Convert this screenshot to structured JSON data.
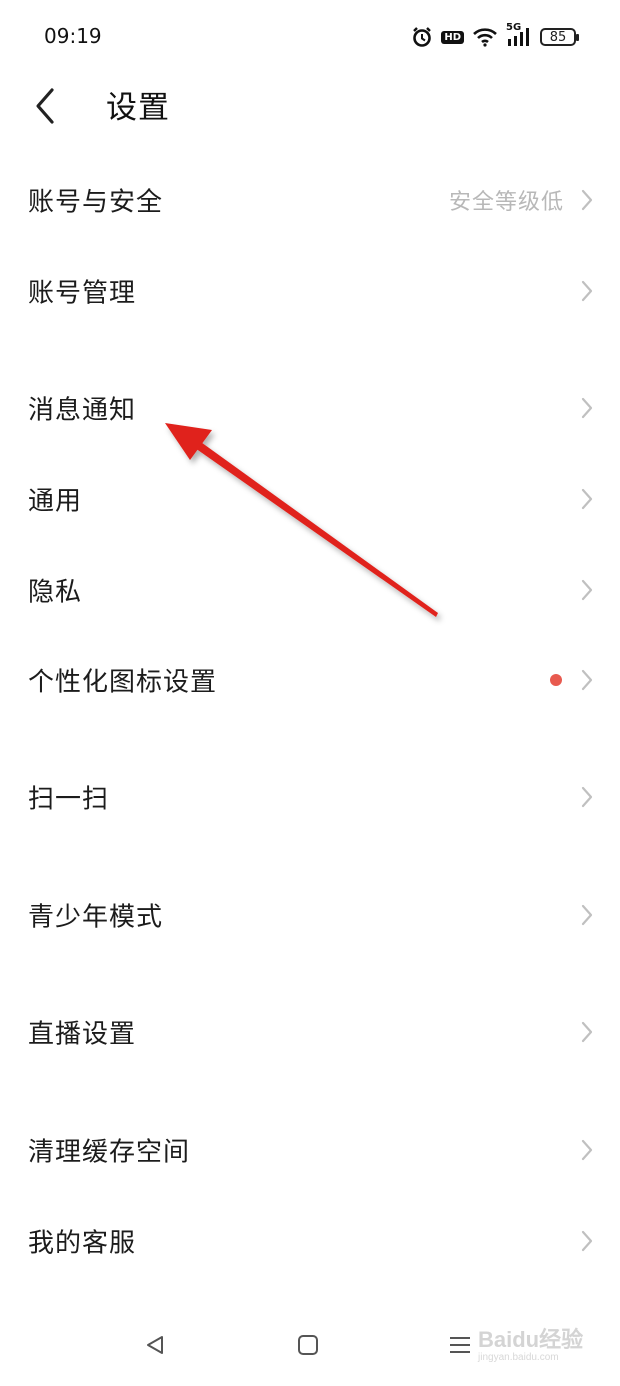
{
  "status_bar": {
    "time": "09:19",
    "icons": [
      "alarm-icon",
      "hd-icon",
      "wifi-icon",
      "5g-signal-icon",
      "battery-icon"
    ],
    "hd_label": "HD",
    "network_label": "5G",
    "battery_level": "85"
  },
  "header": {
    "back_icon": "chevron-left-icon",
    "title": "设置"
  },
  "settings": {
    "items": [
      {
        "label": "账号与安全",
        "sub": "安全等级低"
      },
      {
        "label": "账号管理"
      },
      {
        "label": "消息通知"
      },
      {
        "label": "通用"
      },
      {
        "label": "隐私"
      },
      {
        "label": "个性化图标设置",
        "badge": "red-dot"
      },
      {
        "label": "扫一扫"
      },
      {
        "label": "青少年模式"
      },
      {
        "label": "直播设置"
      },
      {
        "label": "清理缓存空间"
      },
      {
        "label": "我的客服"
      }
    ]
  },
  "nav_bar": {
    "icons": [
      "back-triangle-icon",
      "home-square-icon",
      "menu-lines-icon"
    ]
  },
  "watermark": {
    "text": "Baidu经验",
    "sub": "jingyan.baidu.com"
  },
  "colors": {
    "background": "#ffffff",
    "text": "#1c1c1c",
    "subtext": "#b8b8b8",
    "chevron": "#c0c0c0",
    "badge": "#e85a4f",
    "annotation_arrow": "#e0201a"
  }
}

Task instructions - Repeat everything in the records precisely. Images are excluded from the copy.

Answer to the problem -
Convert this screenshot to structured JSON data.
{
  "status_bar": {
    "time": "09:19",
    "icons": [
      "alarm-icon",
      "hd-icon",
      "wifi-icon",
      "5g-signal-icon",
      "battery-icon"
    ],
    "hd_label": "HD",
    "network_label": "5G",
    "battery_level": "85"
  },
  "header": {
    "back_icon": "chevron-left-icon",
    "title": "设置"
  },
  "settings": {
    "items": [
      {
        "label": "账号与安全",
        "sub": "安全等级低"
      },
      {
        "label": "账号管理"
      },
      {
        "label": "消息通知"
      },
      {
        "label": "通用"
      },
      {
        "label": "隐私"
      },
      {
        "label": "个性化图标设置",
        "badge": "red-dot"
      },
      {
        "label": "扫一扫"
      },
      {
        "label": "青少年模式"
      },
      {
        "label": "直播设置"
      },
      {
        "label": "清理缓存空间"
      },
      {
        "label": "我的客服"
      }
    ]
  },
  "nav_bar": {
    "icons": [
      "back-triangle-icon",
      "home-square-icon",
      "menu-lines-icon"
    ]
  },
  "watermark": {
    "text": "Baidu经验",
    "sub": "jingyan.baidu.com"
  },
  "colors": {
    "background": "#ffffff",
    "text": "#1c1c1c",
    "subtext": "#b8b8b8",
    "chevron": "#c0c0c0",
    "badge": "#e85a4f",
    "annotation_arrow": "#e0201a"
  }
}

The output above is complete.